* [TO-DO LIST]:
[A] Reproduce the stretch of the helmet discussion from "Building quality is" through "dh rated helmet.", word for word.
[B] Carry the helmet discussion forward, picking up right after its final sentence.

* [TEXT EXTRACT]:
----
Bluegrass also offers Crash Replacement.

Spare parts can be easily ordered from their website/-shop.

You can tailor the fit with different cheek pads from the same webshop.

Building quality is way higher then on my former D3 or the D4 I tried on.
  • 2 0
 @JohSch: It is cheaper online, as much everything is. But even ordering it through lbs from the distributer in Europe it can be acquired for under 500 as far as i know. Regarding quality it seems to much better than my late D3 fiberlite, although that model is the cheapest composite TLD fullface dh rated helmet.
  • 8 0
 It sound's like we are trying to be convinced its actually carbon. "No its Legit! It's Legit Carbon!!"
  • 11 0
 "Bro I swear it's carbon bro. See the checkerboard pattern on the outside? Only carbon can look like that bro. Can't fake the checkerboard bro"
  • 6 0
 Cool helmet - but why does this weigh as much or MORE than the lightweight moto helmets?
  • 2 0
 I was thinking the same thing. I have a Fly Werx Carbon helmet, with MIPS, from five years ago or so and it's only around 950 grams. It appears construction wise to be as protective as any other DH helmet I've looked at or worn. For me the lighter helmet is noticeable, less head bobble, and less neck fatigue. I've also heard a heavier helmet can increase the velocity of your head in crashes, not sure if that's proven or not. Either way for $500+ I would want a helmet to be under 1000 grams.
----
* [DATASET CONTENT]:
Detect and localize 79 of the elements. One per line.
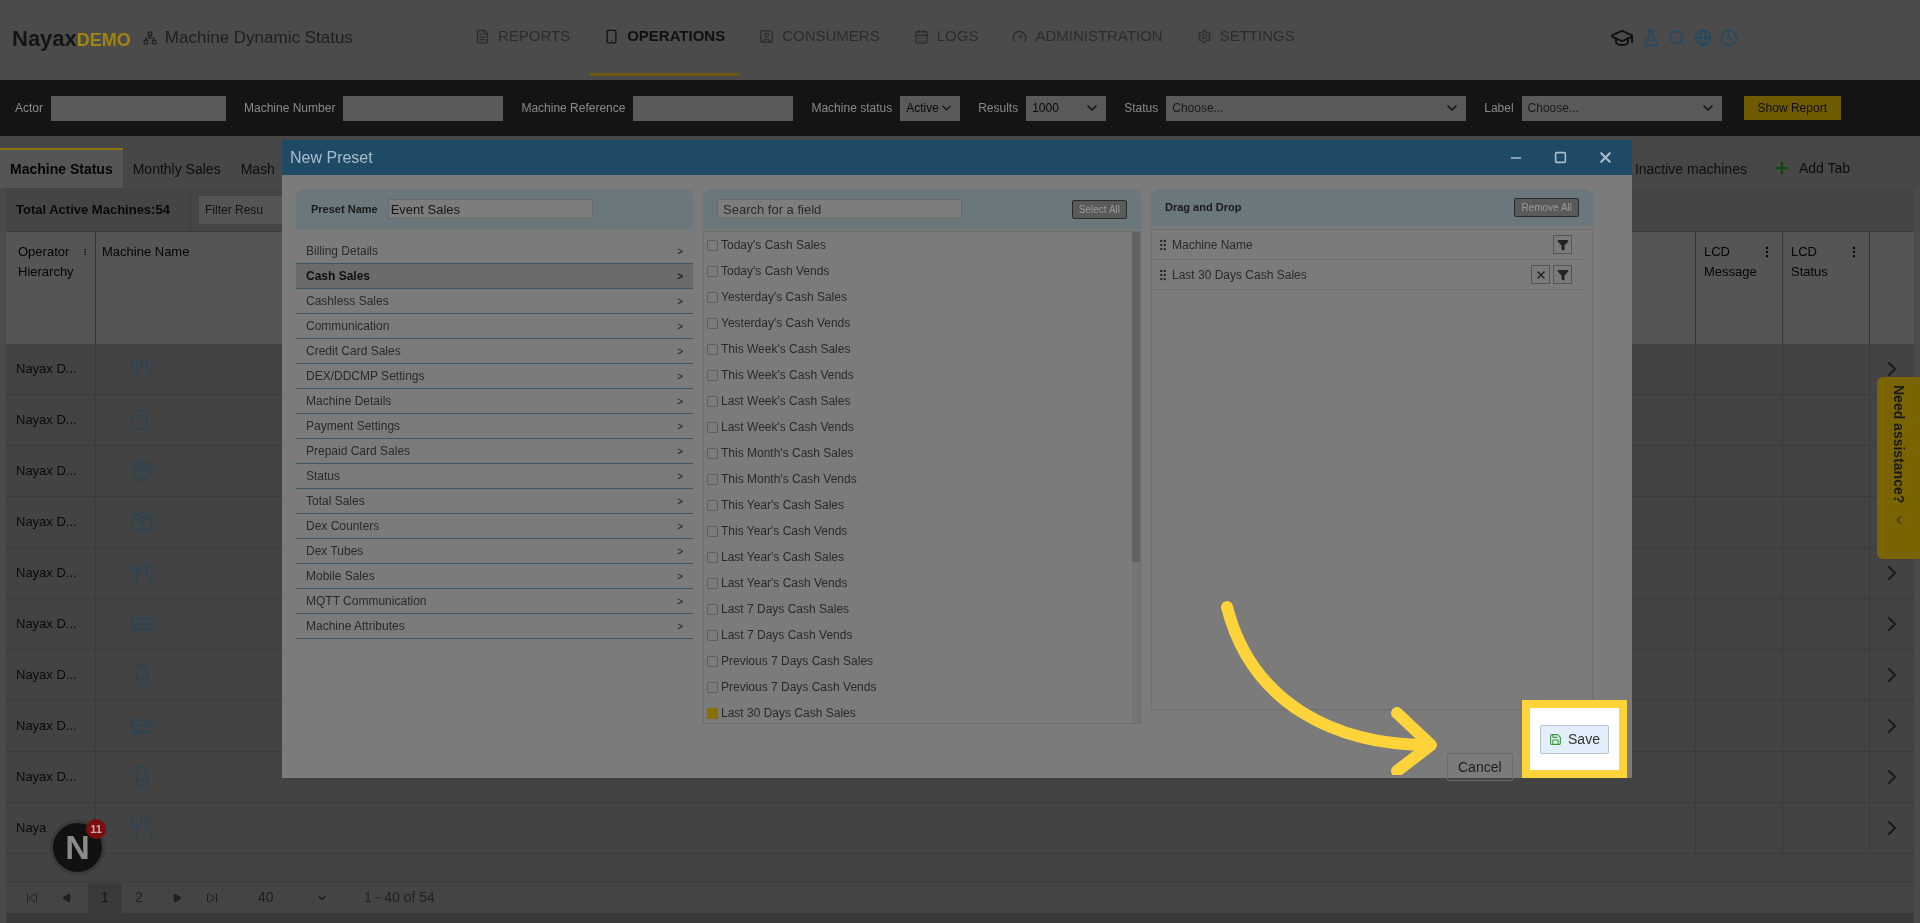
----
* [ANSWER LIST]:
[A]
Building quality is way higher then on my former D3 or the D4 I tried on.
  • 2 0
 @JohSch: It is cheaper online, as much everything is. But even ordering it through lbs from the distributer in Europe it can be acquired for under 500 as far as i know. Regarding quality it seems to much better than my late D3 fiberlite, although that model is the cheapest composite TLD fullface dh rated helmet.

[B]
  • 9 5
 Great looking helmet, but realistically, not many people are spending upwards of $500 on a helmet. Especially since after any major crash to the head you're gonna replace it.
  • 17 7
 Need your head to earn a living....$500 is small change then.
  • 9 0
 @hbar314: That's very bold assuming a $75 dollar helmet won't save your head. It will, but you'll have a hard time forgetting you have a heavy helmet on.
  • 5 3
 @rideordie35: It's a lot more bold to assume a $75 helmet will save you from a permanent brain disability.
  • 2 0
 But some people will so what's wrong with having another option?
  • 4 2
 @rideordie35: True but considering all the things in life you could roll the dice on, your brain stem probably isn't one of them.
  • 4 3
 @plustiresaintdead: I run a fairly cheap helmet, in the £75-125 price bracket, and it's got all the same ratings and test results as helmets triple it's price, you are just paying for the fancy carbon look tbh.
  • 5 2
 @Jaib06: I drive a fairly cheap car, and it passes all the same basic safety and emissions tests and gets from point A to point B the same as cars triple its price. You are just paying for style, comfort and other bells and whistles. Yes.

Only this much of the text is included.